__Problem to solve__:
Each record must be retyped in full. No character may differ.

======== Data in this exercise

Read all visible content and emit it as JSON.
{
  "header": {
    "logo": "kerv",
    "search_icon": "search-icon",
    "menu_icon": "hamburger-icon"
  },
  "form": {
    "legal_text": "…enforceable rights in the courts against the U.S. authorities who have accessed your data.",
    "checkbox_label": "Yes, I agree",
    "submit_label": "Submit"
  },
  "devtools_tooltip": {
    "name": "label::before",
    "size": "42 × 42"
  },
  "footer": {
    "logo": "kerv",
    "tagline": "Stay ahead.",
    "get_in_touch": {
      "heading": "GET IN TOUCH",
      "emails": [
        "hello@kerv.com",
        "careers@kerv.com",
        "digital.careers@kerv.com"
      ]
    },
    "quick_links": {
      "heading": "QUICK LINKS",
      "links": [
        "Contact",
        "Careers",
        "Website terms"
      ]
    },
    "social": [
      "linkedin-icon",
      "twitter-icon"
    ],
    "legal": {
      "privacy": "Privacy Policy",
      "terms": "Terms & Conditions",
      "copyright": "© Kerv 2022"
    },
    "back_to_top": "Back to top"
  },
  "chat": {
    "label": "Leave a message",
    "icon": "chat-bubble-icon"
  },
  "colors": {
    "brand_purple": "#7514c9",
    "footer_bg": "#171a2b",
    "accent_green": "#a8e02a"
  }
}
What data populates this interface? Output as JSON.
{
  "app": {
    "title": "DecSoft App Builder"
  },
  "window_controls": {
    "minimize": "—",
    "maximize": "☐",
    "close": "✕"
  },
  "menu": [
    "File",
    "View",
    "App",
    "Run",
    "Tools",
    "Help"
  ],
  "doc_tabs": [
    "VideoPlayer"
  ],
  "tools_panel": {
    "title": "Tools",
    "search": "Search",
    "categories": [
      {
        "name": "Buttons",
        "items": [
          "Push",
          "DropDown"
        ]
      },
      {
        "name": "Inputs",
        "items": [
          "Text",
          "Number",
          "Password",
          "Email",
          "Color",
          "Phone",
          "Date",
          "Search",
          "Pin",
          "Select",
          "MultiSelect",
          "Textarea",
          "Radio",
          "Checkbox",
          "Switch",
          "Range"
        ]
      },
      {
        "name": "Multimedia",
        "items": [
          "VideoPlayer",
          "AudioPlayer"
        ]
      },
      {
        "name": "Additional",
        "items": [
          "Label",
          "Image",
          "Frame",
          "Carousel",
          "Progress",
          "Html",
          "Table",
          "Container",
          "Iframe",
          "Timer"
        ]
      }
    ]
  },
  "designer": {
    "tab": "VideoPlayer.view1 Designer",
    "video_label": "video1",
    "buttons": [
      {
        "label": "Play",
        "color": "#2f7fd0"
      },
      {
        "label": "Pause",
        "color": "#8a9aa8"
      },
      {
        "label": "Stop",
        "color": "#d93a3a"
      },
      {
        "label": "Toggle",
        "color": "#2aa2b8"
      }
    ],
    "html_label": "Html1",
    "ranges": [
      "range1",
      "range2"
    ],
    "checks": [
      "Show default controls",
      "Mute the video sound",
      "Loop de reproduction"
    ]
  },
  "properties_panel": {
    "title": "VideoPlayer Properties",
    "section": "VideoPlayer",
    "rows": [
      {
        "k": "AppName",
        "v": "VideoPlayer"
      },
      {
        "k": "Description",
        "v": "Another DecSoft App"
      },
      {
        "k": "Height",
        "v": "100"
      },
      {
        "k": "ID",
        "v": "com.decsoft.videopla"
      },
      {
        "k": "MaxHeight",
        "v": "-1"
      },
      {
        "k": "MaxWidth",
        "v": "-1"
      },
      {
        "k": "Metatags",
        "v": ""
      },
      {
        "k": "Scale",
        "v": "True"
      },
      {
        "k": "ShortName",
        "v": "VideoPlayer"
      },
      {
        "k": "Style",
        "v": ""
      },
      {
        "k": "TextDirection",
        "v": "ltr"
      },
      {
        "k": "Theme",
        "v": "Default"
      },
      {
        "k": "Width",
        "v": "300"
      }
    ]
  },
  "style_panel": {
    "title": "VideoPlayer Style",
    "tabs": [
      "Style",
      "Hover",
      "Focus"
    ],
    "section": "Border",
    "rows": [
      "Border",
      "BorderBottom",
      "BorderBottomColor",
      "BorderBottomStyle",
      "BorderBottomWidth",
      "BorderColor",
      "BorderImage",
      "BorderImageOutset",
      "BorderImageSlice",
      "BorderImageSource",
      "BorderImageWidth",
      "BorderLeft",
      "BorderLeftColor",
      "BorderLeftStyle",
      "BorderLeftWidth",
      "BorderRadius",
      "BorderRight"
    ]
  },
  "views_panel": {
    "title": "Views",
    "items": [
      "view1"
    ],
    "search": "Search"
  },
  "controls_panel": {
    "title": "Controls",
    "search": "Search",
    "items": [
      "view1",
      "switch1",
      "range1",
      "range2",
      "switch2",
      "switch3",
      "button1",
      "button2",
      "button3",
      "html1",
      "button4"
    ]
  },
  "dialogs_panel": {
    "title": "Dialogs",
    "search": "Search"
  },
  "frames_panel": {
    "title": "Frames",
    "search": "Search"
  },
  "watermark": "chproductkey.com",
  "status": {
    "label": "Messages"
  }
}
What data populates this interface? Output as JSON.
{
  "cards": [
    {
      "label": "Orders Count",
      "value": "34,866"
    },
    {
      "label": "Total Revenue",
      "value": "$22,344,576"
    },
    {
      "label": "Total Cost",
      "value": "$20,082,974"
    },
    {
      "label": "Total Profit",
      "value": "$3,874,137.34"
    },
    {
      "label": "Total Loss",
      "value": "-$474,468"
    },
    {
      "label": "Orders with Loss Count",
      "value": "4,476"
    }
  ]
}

================

__Response to the exercise__:
Read all visible content and emit it as JSON.
{
  "header": {
    "logo": "kerv",
    "search_icon": "search-icon",
    "menu_icon": "hamburger-icon"
  },
  "form": {
    "legal_text": "…enforceable rights in the courts against the U.S. authorities who have accessed your data.",
    "checkbox_label": "Yes, I agree",
    "submit_label": "Submit"
  },
  "devtools_tooltip": {
    "name": "label::before",
    "size": "42 × 42"
  },
  "footer": {
    "logo": "kerv",
    "tagline": "Stay ahead.",
    "get_in_touch": {
      "heading": "GET IN TOUCH",
      "emails": [
        "hello@kerv.com",
        "careers@kerv.com",
        "digital.careers@kerv.com"
      ]
    },
    "quick_links": {
      "heading": "QUICK LINKS",
      "links": [
        "Contact",
        "Careers",
        "Website terms"
      ]
    },
    "social": [
      "linkedin-icon",
      "twitter-icon"
    ],
    "legal": {
      "privacy": "Privacy Policy",
      "terms": "Terms & Conditions",
      "copyright": "© Kerv 2022"
    },
    "back_to_top": "Back to top"
  },
  "chat": {
    "label": "Leave a message",
    "icon": "chat-bubble-icon"
  },
  "colors": {
    "brand_purple": "#7514c9",
    "footer_bg": "#171a2b",
    "accent_green": "#a8e02a"
  }
}
What data populates this interface? Output as JSON.
{
  "app": {
    "title": "DecSoft App Builder"
  },
  "window_controls": {
    "minimize": "—",
    "maximize": "☐",
    "close": "✕"
  },
  "menu": [
    "File",
    "View",
    "App",
    "Run",
    "Tools",
    "Help"
  ],
  "doc_tabs": [
    "VideoPlayer"
  ],
  "tools_panel": {
    "title": "Tools",
    "search": "Search",
    "categories": [
      {
        "name": "Buttons",
        "items": [
          "Push",
          "DropDown"
        ]
      },
      {
        "name": "Inputs",
        "items": [
          "Text",
          "Number",
          "Password",
          "Email",
          "Color",
          "Phone",
          "Date",
          "Search",
          "Pin",
          "Select",
          "MultiSelect",
          "Textarea",
          "Radio",
          "Checkbox",
          "Switch",
          "Range"
        ]
      },
      {
        "name": "Multimedia",
        "items": [
          "VideoPlayer",
          "AudioPlayer"
        ]
      },
      {
        "name": "Additional",
        "items": [
          "Label",
          "Image",
          "Frame",
          "Carousel",
          "Progress",
          "Html",
          "Table",
          "Container",
          "Iframe",
          "Timer"
        ]
      }
    ]
  },
  "designer": {
    "tab": "VideoPlayer.view1 Designer",
    "video_label": "video1",
    "buttons": [
      {
        "label": "Play",
        "color": "#2f7fd0"
      },
      {
        "label": "Pause",
        "color": "#8a9aa8"
      },
      {
        "label": "Stop",
        "color": "#d93a3a"
      },
      {
        "label": "Toggle",
        "color": "#2aa2b8"
      }
    ],
    "html_label": "Html1",
    "ranges": [
      "range1",
      "range2"
    ],
    "checks": [
      "Show default controls",
      "Mute the video sound",
      "Loop de reproduction"
    ]
  },
  "properties_panel": {
    "title": "VideoPlayer Properties",
    "section": "VideoPlayer",
    "rows": [
      {
        "k": "AppName",
        "v": "VideoPlayer"
      },
      {
        "k": "Description",
        "v": "Another DecSoft App"
      },
      {
        "k": "Height",
        "v": "100"
      },
      {
        "k": "ID",
        "v": "com.decsoft.videopla"
      },
      {
        "k": "MaxHeight",
        "v": "-1"
      },
      {
        "k": "MaxWidth",
        "v": "-1"
      },
      {
        "k": "Metatags",
        "v": ""
      },
      {
        "k": "Scale",
        "v": "True"
      },
      {
        "k": "ShortName",
        "v": "VideoPlayer"
      },
      {
        "k": "Style",
        "v": ""
      },
      {
        "k": "TextDirection",
        "v": "ltr"
      },
      {
        "k": "Theme",
        "v": "Default"
      },
      {
        "k": "Width",
        "v": "300"
      }
    ]
  },
  "style_panel": {
    "title": "VideoPlayer Style",
    "tabs": [
      "Style",
      "Hover",
      "Focus"
    ],
    "section": "Border",
    "rows": [
      "Border",
      "BorderBottom",
      "BorderBottomColor",
      "BorderBottomStyle",
      "BorderBottomWidth",
      "BorderColor",
      "BorderImage",
      "BorderImageOutset",
      "BorderImageSlice",
      "BorderImageSource",
      "BorderImageWidth",
      "BorderLeft",
      "BorderLeftColor",
      "BorderLeftStyle",
      "BorderLeftWidth",
      "BorderRadius",
      "BorderRight"
    ]
  },
  "views_panel": {
    "title": "Views",
    "items": [
      "view1"
    ],
    "search": "Search"
  },
  "controls_panel": {
    "title": "Controls",
    "search": "Search",
    "items": [
      "view1",
      "switch1",
      "range1",
      "range2",
      "switch2",
      "switch3",
      "button1",
      "button2",
      "button3",
      "html1",
      "button4"
    ]
  },
  "dialogs_panel": {
    "title": "Dialogs",
    "search": "Search"
  },
  "frames_panel": {
    "title": "Frames",
    "search": "Search"
  },
  "watermark": "chproductkey.com",
  "status": {
    "label": "Messages"
  }
}
What data populates this interface? Output as JSON.
{
  "cards": [
    {
      "label": "Orders Count",
      "value": "34,866"
    },
    {
      "label": "Total Revenue",
      "value": "$22,344,576"
    },
    {
      "label": "Total Cost",
      "value": "$20,082,974"
    },
    {
      "label": "Total Profit",
      "value": "$3,874,137.34"
    },
    {
      "label": "Total Loss",
      "value": "-$474,468"
    },
    {
      "label": "Orders with Loss Count",
      "value": "4,476"
    }
  ]
}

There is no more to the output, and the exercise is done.